→ Data shown
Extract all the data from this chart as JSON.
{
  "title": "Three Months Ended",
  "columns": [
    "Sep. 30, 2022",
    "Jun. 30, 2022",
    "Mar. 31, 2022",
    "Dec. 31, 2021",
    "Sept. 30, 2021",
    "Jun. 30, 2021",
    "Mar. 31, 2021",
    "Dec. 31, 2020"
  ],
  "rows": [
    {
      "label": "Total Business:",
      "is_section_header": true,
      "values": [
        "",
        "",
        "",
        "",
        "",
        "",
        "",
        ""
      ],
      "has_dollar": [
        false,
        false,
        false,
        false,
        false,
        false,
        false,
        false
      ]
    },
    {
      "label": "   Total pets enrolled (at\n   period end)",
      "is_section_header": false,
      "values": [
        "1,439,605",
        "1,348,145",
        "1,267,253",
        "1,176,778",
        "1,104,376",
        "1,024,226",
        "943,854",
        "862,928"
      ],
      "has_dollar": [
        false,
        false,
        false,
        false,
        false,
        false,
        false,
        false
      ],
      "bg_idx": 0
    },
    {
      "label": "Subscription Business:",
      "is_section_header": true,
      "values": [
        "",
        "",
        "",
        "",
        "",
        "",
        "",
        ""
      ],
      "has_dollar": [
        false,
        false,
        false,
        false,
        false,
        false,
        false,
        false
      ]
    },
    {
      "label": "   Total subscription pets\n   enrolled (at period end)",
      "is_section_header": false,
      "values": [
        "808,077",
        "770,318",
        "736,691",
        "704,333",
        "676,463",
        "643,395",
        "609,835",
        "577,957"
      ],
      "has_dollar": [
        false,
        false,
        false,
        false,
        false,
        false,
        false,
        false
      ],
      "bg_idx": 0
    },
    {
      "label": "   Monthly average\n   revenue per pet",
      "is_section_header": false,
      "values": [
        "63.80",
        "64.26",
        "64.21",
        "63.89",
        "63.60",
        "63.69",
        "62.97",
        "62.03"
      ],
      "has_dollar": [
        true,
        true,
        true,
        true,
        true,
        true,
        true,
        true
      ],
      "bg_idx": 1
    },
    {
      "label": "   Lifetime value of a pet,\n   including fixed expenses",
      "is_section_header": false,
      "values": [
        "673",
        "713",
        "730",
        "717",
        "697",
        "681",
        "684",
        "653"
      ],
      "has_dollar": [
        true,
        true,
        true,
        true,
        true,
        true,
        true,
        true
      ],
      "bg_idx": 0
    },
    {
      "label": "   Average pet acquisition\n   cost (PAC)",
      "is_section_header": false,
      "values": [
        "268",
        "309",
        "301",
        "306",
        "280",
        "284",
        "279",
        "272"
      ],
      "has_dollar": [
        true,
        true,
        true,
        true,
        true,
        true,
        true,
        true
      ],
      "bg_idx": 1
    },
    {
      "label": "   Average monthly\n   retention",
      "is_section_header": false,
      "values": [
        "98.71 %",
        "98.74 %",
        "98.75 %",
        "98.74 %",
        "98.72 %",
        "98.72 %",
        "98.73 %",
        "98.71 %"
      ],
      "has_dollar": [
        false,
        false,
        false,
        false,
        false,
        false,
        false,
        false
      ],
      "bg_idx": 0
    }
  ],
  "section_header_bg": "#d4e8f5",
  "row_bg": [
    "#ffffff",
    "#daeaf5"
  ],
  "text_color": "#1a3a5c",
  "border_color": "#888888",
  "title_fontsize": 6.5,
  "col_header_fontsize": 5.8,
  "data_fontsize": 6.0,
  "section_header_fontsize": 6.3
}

→ Direction
Scan the material above for the word "period". Copy each line where it occurs.

→ Reply
      "label": "   Total pets enrolled (at\n   period end)",
      "label": "   Total subscription pets\n   enrolled (at period end)",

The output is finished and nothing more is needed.